- [WHAT NEEDS TO BE DONE]: Repeat, line for line, the entries printed below.

- [EXTRACTED DATA]:

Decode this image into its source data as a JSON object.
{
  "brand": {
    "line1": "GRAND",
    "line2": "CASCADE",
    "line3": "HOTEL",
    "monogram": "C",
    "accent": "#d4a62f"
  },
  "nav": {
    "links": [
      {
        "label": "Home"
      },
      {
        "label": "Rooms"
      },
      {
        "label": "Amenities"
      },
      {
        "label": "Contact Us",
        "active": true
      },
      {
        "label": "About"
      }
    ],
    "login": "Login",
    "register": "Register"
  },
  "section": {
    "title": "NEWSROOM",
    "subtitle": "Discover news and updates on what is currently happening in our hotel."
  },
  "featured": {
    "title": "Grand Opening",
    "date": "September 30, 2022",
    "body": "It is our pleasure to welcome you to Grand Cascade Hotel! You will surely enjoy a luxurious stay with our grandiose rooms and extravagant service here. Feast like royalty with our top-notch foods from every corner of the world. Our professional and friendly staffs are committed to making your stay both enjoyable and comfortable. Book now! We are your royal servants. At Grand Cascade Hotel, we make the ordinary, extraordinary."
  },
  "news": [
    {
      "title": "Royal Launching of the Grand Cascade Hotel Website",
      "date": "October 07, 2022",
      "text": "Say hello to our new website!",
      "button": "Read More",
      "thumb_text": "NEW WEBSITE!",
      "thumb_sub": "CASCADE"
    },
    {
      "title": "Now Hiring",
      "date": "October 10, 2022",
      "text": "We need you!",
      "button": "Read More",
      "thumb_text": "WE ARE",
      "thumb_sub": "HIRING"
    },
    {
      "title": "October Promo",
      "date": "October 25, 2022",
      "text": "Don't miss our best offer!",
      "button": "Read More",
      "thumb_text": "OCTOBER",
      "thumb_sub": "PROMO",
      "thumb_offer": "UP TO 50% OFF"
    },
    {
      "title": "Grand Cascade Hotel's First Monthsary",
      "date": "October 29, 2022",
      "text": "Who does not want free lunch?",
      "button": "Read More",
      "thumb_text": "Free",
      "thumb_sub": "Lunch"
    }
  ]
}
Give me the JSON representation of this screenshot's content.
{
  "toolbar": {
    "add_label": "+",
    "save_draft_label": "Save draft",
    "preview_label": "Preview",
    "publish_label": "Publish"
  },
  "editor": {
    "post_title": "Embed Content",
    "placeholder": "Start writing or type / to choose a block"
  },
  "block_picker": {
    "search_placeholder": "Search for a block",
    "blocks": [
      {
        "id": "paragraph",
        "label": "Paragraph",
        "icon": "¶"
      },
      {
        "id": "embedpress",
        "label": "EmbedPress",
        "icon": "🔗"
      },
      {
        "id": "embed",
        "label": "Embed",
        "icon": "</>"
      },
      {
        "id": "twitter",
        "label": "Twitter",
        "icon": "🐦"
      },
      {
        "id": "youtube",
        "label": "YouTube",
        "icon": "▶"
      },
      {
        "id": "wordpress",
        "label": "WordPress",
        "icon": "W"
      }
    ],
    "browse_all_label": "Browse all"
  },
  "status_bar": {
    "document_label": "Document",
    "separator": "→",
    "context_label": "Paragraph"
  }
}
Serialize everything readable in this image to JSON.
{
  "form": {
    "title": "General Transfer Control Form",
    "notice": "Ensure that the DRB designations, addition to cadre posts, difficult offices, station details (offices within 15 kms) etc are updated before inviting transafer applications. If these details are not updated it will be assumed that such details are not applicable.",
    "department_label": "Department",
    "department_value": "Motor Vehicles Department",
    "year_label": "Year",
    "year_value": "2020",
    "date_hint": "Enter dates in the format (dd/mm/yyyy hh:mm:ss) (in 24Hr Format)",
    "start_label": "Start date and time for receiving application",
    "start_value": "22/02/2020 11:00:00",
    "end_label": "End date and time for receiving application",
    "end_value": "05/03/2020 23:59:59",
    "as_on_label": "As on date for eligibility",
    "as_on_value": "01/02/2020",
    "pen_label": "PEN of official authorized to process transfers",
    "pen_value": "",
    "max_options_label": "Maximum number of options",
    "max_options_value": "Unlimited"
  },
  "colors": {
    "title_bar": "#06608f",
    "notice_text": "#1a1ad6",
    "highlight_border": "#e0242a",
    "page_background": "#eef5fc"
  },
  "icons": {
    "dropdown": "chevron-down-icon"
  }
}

- [RESULT FOR THIS EXERCISE]:
Decode this image into its source data as a JSON object.
{
  "brand": {
    "line1": "GRAND",
    "line2": "CASCADE",
    "line3": "HOTEL",
    "monogram": "C",
    "accent": "#d4a62f"
  },
  "nav": {
    "links": [
      {
        "label": "Home"
      },
      {
        "label": "Rooms"
      },
      {
        "label": "Amenities"
      },
      {
        "label": "Contact Us",
        "active": true
      },
      {
        "label": "About"
      }
    ],
    "login": "Login",
    "register": "Register"
  },
  "section": {
    "title": "NEWSROOM",
    "subtitle": "Discover news and updates on what is currently happening in our hotel."
  },
  "featured": {
    "title": "Grand Opening",
    "date": "September 30, 2022",
    "body": "It is our pleasure to welcome you to Grand Cascade Hotel! You will surely enjoy a luxurious stay with our grandiose rooms and extravagant service here. Feast like royalty with our top-notch foods from every corner of the world. Our professional and friendly staffs are committed to making your stay both enjoyable and comfortable. Book now! We are your royal servants. At Grand Cascade Hotel, we make the ordinary, extraordinary."
  },
  "news": [
    {
      "title": "Royal Launching of the Grand Cascade Hotel Website",
      "date": "October 07, 2022",
      "text": "Say hello to our new website!",
      "button": "Read More",
      "thumb_text": "NEW WEBSITE!",
      "thumb_sub": "CASCADE"
    },
    {
      "title": "Now Hiring",
      "date": "October 10, 2022",
      "text": "We need you!",
      "button": "Read More",
      "thumb_text": "WE ARE",
      "thumb_sub": "HIRING"
    },
    {
      "title": "October Promo",
      "date": "October 25, 2022",
      "text": "Don't miss our best offer!",
      "button": "Read More",
      "thumb_text": "OCTOBER",
      "thumb_sub": "PROMO",
      "thumb_offer": "UP TO 50% OFF"
    },
    {
      "title": "Grand Cascade Hotel's First Monthsary",
      "date": "October 29, 2022",
      "text": "Who does not want free lunch?",
      "button": "Read More",
      "thumb_text": "Free",
      "thumb_sub": "Lunch"
    }
  ]
}
Give me the JSON representation of this screenshot's content.
{
  "toolbar": {
    "add_label": "+",
    "save_draft_label": "Save draft",
    "preview_label": "Preview",
    "publish_label": "Publish"
  },
  "editor": {
    "post_title": "Embed Content",
    "placeholder": "Start writing or type / to choose a block"
  },
  "block_picker": {
    "search_placeholder": "Search for a block",
    "blocks": [
      {
        "id": "paragraph",
        "label": "Paragraph",
        "icon": "¶"
      },
      {
        "id": "embedpress",
        "label": "EmbedPress",
        "icon": "🔗"
      },
      {
        "id": "embed",
        "label": "Embed",
        "icon": "</>"
      },
      {
        "id": "twitter",
        "label": "Twitter",
        "icon": "🐦"
      },
      {
        "id": "youtube",
        "label": "YouTube",
        "icon": "▶"
      },
      {
        "id": "wordpress",
        "label": "WordPress",
        "icon": "W"
      }
    ],
    "browse_all_label": "Browse all"
  },
  "status_bar": {
    "document_label": "Document",
    "separator": "→",
    "context_label": "Paragraph"
  }
}
Serialize everything readable in this image to JSON.
{
  "form": {
    "title": "General Transfer Control Form",
    "notice": "Ensure that the DRB designations, addition to cadre posts, difficult offices, station details (offices within 15 kms) etc are updated before inviting transafer applications. If these details are not updated it will be assumed that such details are not applicable.",
    "department_label": "Department",
    "department_value": "Motor Vehicles Department",
    "year_label": "Year",
    "year_value": "2020",
    "date_hint": "Enter dates in the format (dd/mm/yyyy hh:mm:ss) (in 24Hr Format)",
    "start_label": "Start date and time for receiving application",
    "start_value": "22/02/2020 11:00:00",
    "end_label": "End date and time for receiving application",
    "end_value": "05/03/2020 23:59:59",
    "as_on_label": "As on date for eligibility",
    "as_on_value": "01/02/2020",
    "pen_label": "PEN of official authorized to process transfers",
    "pen_value": "",
    "max_options_label": "Maximum number of options",
    "max_options_value": "Unlimited"
  },
  "colors": {
    "title_bar": "#06608f",
    "notice_text": "#1a1ad6",
    "highlight_border": "#e0242a",
    "page_background": "#eef5fc"
  },
  "icons": {
    "dropdown": "chevron-down-icon"
  }
}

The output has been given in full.